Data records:

━━━━━━━━━━━━━━━━━━━━

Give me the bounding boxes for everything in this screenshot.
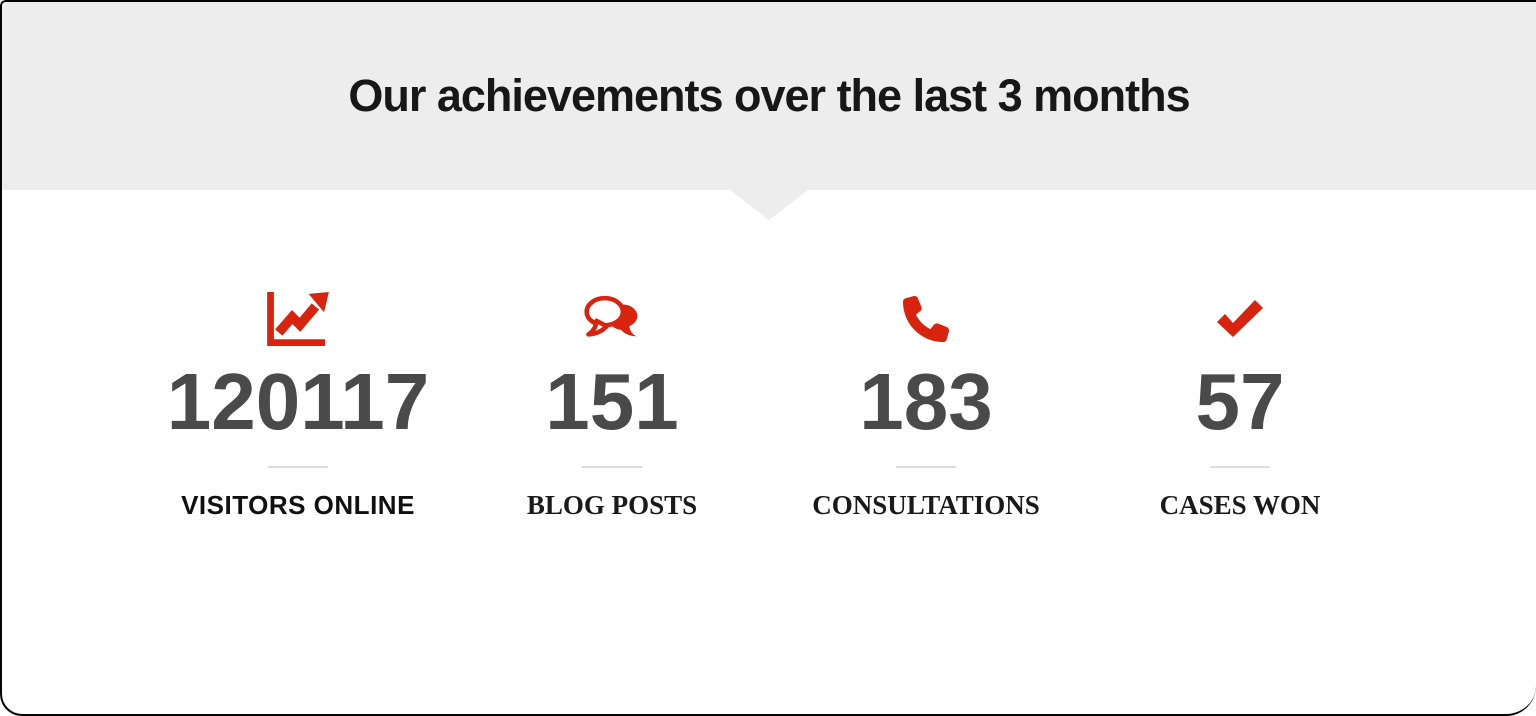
stat-value: 151 <box>545 357 679 446</box>
stat-label: CASES WON <box>1159 490 1321 520</box>
stat-consultations: 183 CONSULTATIONS <box>769 290 1083 521</box>
stat-label: VISITORS ONLINE <box>181 490 415 520</box>
stats-row: 120117 VISITORS ONLINE 151 BLOG POSTS <box>141 290 1397 521</box>
chart-line-icon <box>141 290 455 348</box>
stat-divider <box>268 466 328 468</box>
stat-divider <box>1210 466 1270 468</box>
stat-divider <box>896 466 956 468</box>
stat-blog-posts: 151 BLOG POSTS <box>455 290 769 521</box>
stat-value: 183 <box>859 357 993 446</box>
phone-icon <box>769 290 1083 348</box>
stat-divider <box>582 466 642 468</box>
stat-label: BLOG POSTS <box>526 490 698 520</box>
stat-value: 120117 <box>166 357 430 446</box>
stat-value: 57 <box>1195 357 1285 446</box>
stat-label: CONSULTATIONS <box>812 490 1040 520</box>
stat-visitors-online: 120117 VISITORS ONLINE <box>141 290 455 521</box>
header-band: Our achievements over the last 3 months <box>2 2 1536 190</box>
comments-icon <box>455 290 769 348</box>
stat-cases-won: 57 CASES WON <box>1083 290 1397 521</box>
section-title: Our achievements over the last 3 months <box>348 70 1190 121</box>
check-icon <box>1083 290 1397 348</box>
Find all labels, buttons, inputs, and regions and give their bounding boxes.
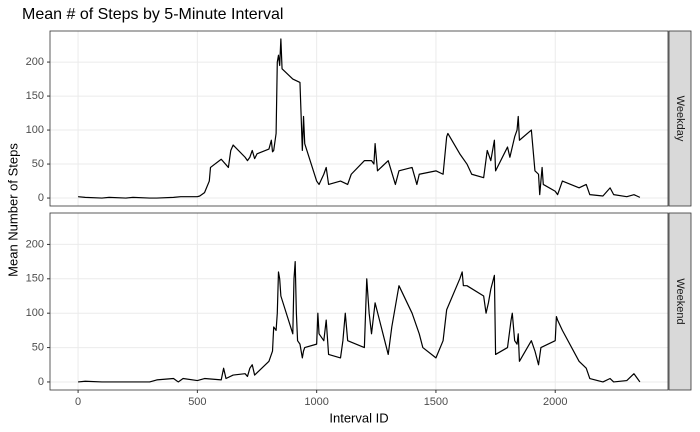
x-tick-label: 1500 bbox=[424, 396, 448, 408]
facet-label: Weekend bbox=[674, 278, 686, 324]
y-tick-label: 0 bbox=[38, 192, 44, 204]
y-tick-label: 50 bbox=[32, 341, 44, 353]
facet-label: Weekday bbox=[674, 96, 686, 142]
panel-border bbox=[49, 30, 669, 207]
y-tick-label: 0 bbox=[38, 376, 44, 388]
y-axis-title: Mean Number of Steps bbox=[5, 143, 20, 277]
facet-strip bbox=[668, 30, 692, 207]
panel-background bbox=[50, 31, 668, 206]
panel-border bbox=[49, 212, 669, 391]
data-line bbox=[78, 261, 641, 383]
y-tick-label: 150 bbox=[26, 273, 44, 285]
y-tick-label: 200 bbox=[26, 238, 44, 250]
x-tick-label: 1000 bbox=[304, 396, 328, 408]
x-tick-label: 0 bbox=[75, 396, 81, 408]
data-line bbox=[78, 38, 641, 199]
panel-background bbox=[50, 213, 668, 390]
x-tick-label: 500 bbox=[188, 396, 206, 408]
y-tick-label: 150 bbox=[26, 90, 44, 102]
y-tick-label: 50 bbox=[32, 158, 44, 170]
chart-title: Mean # of Steps by 5-Minute Interval bbox=[22, 6, 283, 23]
x-tick-label: 2000 bbox=[543, 396, 567, 408]
y-tick-label: 100 bbox=[26, 307, 44, 319]
facet-strip bbox=[668, 212, 692, 391]
y-tick-label: 200 bbox=[26, 56, 44, 68]
x-axis-title: Interval ID bbox=[329, 410, 388, 425]
y-tick-label: 100 bbox=[26, 124, 44, 136]
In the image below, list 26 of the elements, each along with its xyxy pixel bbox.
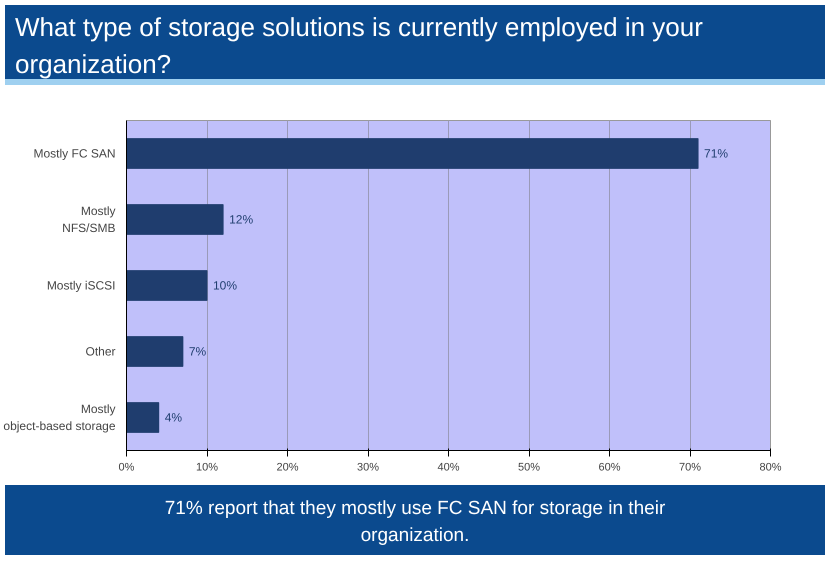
y-tick-label: Mostly FC SAN — [33, 146, 116, 160]
data-label: 7% — [188, 344, 207, 358]
x-tick-label: 10% — [196, 462, 218, 474]
bar — [126, 402, 160, 433]
data-label: 12% — [229, 212, 254, 226]
text: 71% report that they mostly use FC SAN for storage in their organization. — [164, 497, 666, 548]
data-label: 4% — [164, 410, 182, 424]
data-label: 71% — [704, 146, 728, 160]
y-tick-label: Mostly NFS/SMB — [62, 204, 116, 235]
x-tick-label: 60% — [598, 462, 621, 474]
bar — [126, 204, 224, 235]
x-tick-label: 30% — [356, 462, 380, 474]
bar — [126, 270, 208, 301]
y-tick-label: Other — [85, 344, 116, 358]
y-tick-label: Mostly iSCSI — [46, 278, 116, 292]
x-tick-label: 20% — [276, 462, 299, 474]
x-tick-label: 0% — [118, 462, 135, 474]
x-tick-label: 40% — [437, 462, 460, 474]
data-label: 10% — [213, 278, 238, 292]
bar — [126, 336, 184, 367]
x-tick-label: 80% — [759, 462, 782, 474]
x-tick-label: 70% — [678, 462, 702, 474]
y-tick-label: Mostly object-based storage — [3, 402, 116, 433]
chart-title: What type of storage solutions is currently employed in your organization? — [15, 11, 704, 82]
bar — [126, 138, 699, 169]
x-tick-label: 50% — [518, 462, 540, 474]
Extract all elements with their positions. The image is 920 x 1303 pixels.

━━━━━━━━━━━━━━━━━━━━

Could you transcribe every one of the records above line for line, leaving out the pictures?

* **SOLUTION TO THE EXERCISE**:
Give me the bounding boxes for everything in this screenshot.
stat-value: 151 <box>545 357 679 446</box>
stat-label: CASES WON <box>1159 490 1321 520</box>
stat-consultations: 183 CONSULTATIONS <box>769 290 1083 521</box>
stat-label: VISITORS ONLINE <box>181 490 415 520</box>
stats-row: 120117 VISITORS ONLINE 151 BLOG POSTS <box>141 290 1397 521</box>
chart-line-icon <box>141 290 455 348</box>
stat-divider <box>268 466 328 468</box>
stat-divider <box>1210 466 1270 468</box>
stat-divider <box>896 466 956 468</box>
stat-blog-posts: 151 BLOG POSTS <box>455 290 769 521</box>
stat-value: 183 <box>859 357 993 446</box>
phone-icon <box>769 290 1083 348</box>
stat-divider <box>582 466 642 468</box>
stat-label: BLOG POSTS <box>526 490 698 520</box>
stat-value: 120117 <box>166 357 430 446</box>
stat-value: 57 <box>1195 357 1285 446</box>
stat-label: CONSULTATIONS <box>812 490 1040 520</box>
stat-visitors-online: 120117 VISITORS ONLINE <box>141 290 455 521</box>
header-band: Our achievements over the last 3 months <box>2 2 1536 190</box>
comments-icon <box>455 290 769 348</box>
stat-cases-won: 57 CASES WON <box>1083 290 1397 521</box>
section-title: Our achievements over the last 3 months <box>348 70 1190 121</box>
check-icon <box>1083 290 1397 348</box>
Find all labels, buttons, inputs, and regions and give their bounding boxes.
x-tick-label: 1500 bbox=[424, 396, 448, 408]
facet-label: Weekend bbox=[674, 278, 686, 324]
y-tick-label: 0 bbox=[38, 192, 44, 204]
y-tick-label: 50 bbox=[32, 341, 44, 353]
facet-label: Weekday bbox=[674, 96, 686, 142]
panel-border bbox=[49, 30, 669, 207]
y-tick-label: 0 bbox=[38, 376, 44, 388]
y-axis-title: Mean Number of Steps bbox=[5, 143, 20, 277]
facet-strip bbox=[668, 30, 692, 207]
panel-background bbox=[50, 31, 668, 206]
panel-border bbox=[49, 212, 669, 391]
data-line bbox=[78, 261, 641, 383]
y-tick-label: 150 bbox=[26, 273, 44, 285]
y-tick-label: 200 bbox=[26, 238, 44, 250]
x-tick-label: 1000 bbox=[304, 396, 328, 408]
x-tick-label: 0 bbox=[75, 396, 81, 408]
data-line bbox=[78, 38, 641, 199]
panel-background bbox=[50, 213, 668, 390]
x-tick-label: 500 bbox=[188, 396, 206, 408]
y-tick-label: 150 bbox=[26, 90, 44, 102]
y-tick-label: 50 bbox=[32, 158, 44, 170]
chart-title: Mean # of Steps by 5-Minute Interval bbox=[22, 6, 283, 23]
x-tick-label: 2000 bbox=[543, 396, 567, 408]
y-tick-label: 100 bbox=[26, 307, 44, 319]
facet-strip bbox=[668, 212, 692, 391]
y-tick-label: 200 bbox=[26, 56, 44, 68]
x-axis-title: Interval ID bbox=[329, 410, 388, 425]
y-tick-label: 100 bbox=[26, 124, 44, 136]
In the image below, list 26 of the elements, each along with its xyxy pixel bbox.
y-tick-label: Mostly FC SAN — [33, 146, 116, 160]
data-label: 7% — [188, 344, 207, 358]
x-tick-label: 10% — [196, 462, 218, 474]
bar — [126, 402, 160, 433]
data-label: 12% — [229, 212, 254, 226]
text: 71% report that they mostly use FC SAN for storage in their organization. — [164, 497, 666, 548]
data-label: 4% — [164, 410, 182, 424]
data-label: 71% — [704, 146, 728, 160]
y-tick-label: Mostly NFS/SMB — [62, 204, 116, 235]
x-tick-label: 60% — [598, 462, 621, 474]
bar — [126, 204, 224, 235]
x-tick-label: 30% — [356, 462, 380, 474]
bar — [126, 270, 208, 301]
y-tick-label: Other — [85, 344, 116, 358]
y-tick-label: Mostly iSCSI — [46, 278, 116, 292]
x-tick-label: 20% — [276, 462, 299, 474]
x-tick-label: 0% — [118, 462, 135, 474]
x-tick-label: 40% — [437, 462, 460, 474]
data-label: 10% — [213, 278, 238, 292]
bar — [126, 336, 184, 367]
x-tick-label: 80% — [759, 462, 782, 474]
x-tick-label: 70% — [678, 462, 702, 474]
y-tick-label: Mostly object-based storage — [3, 402, 116, 433]
chart-title: What type of storage solutions is currently employed in your organization? — [15, 11, 704, 82]
bar — [126, 138, 699, 169]
x-tick-label: 50% — [518, 462, 540, 474]
Extract all elements with their positions. The image is 920 x 1303 pixels.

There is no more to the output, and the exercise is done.